Here are some records; quote them exactly, leaving out the pictures.

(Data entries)
══════════
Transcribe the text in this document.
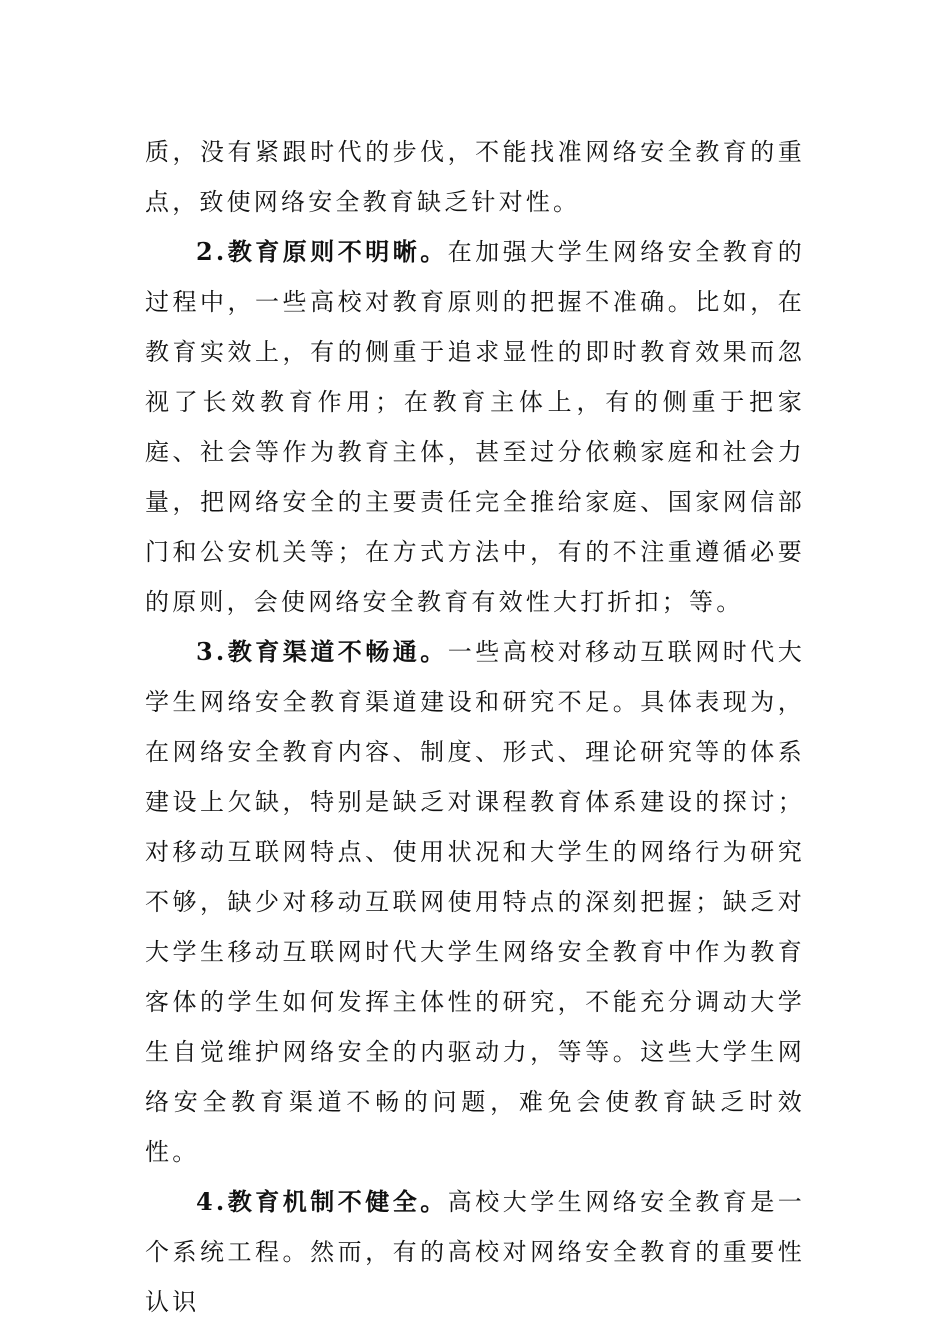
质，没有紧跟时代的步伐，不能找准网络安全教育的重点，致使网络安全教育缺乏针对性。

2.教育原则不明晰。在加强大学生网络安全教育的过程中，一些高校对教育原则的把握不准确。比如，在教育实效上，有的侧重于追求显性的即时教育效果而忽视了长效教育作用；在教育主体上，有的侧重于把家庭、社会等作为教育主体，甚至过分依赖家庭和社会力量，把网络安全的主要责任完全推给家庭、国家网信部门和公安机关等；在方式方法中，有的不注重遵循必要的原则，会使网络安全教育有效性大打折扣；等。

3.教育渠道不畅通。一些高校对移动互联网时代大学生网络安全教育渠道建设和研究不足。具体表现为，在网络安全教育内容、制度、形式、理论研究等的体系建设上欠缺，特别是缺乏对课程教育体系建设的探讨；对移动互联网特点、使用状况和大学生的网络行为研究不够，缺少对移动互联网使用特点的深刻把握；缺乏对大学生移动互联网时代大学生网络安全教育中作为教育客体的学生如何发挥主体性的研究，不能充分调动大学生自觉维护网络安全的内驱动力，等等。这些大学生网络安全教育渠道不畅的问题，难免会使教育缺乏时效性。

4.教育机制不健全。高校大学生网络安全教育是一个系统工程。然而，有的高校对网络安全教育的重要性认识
══════════
• _TASK RESPONSE_:
Transcribe the text in this document.
质，没有紧跟时代的步伐，不能找准网络安全教育的重点，致使网络安全教育缺乏针对性。

2.教育原则不明晰。在加强大学生网络安全教育的过程中，一些高校对教育原则的把握不准确。比如，在教育实效上，有的侧重于追求显性的即时教育效果而忽视了长效教育作用；在教育主体上，有的侧重于把家庭、社会等作为教育主体，甚至过分依赖家庭和社会力量，把网络安全的主要责任完全推给家庭、国家网信部门和公安机关等；在方式方法中，有的不注重遵循必要的原则，会使网络安全教育有效性大打折扣；等。

3.教育渠道不畅通。一些高校对移动互联网时代大学生网络安全教育渠道建设和研究不足。具体表现为，在网络安全教育内容、制度、形式、理论研究等的体系建设上欠缺，特别是缺乏对课程教育体系建设的探讨；对移动互联网特点、使用状况和大学生的网络行为研究不够，缺少对移动互联网使用特点的深刻把握；缺乏对大学生移动互联网时代大学生网络安全教育中作为教育客体的学生如何发挥主体性的研究，不能充分调动大学生自觉维护网络安全的内驱动力，等等。这些大学生网络安全教育渠道不畅的问题，难免会使教育缺乏时效性。

4.教育机制不健全。高校大学生网络安全教育是一个系统工程。然而，有的高校对网络安全教育的重要性认识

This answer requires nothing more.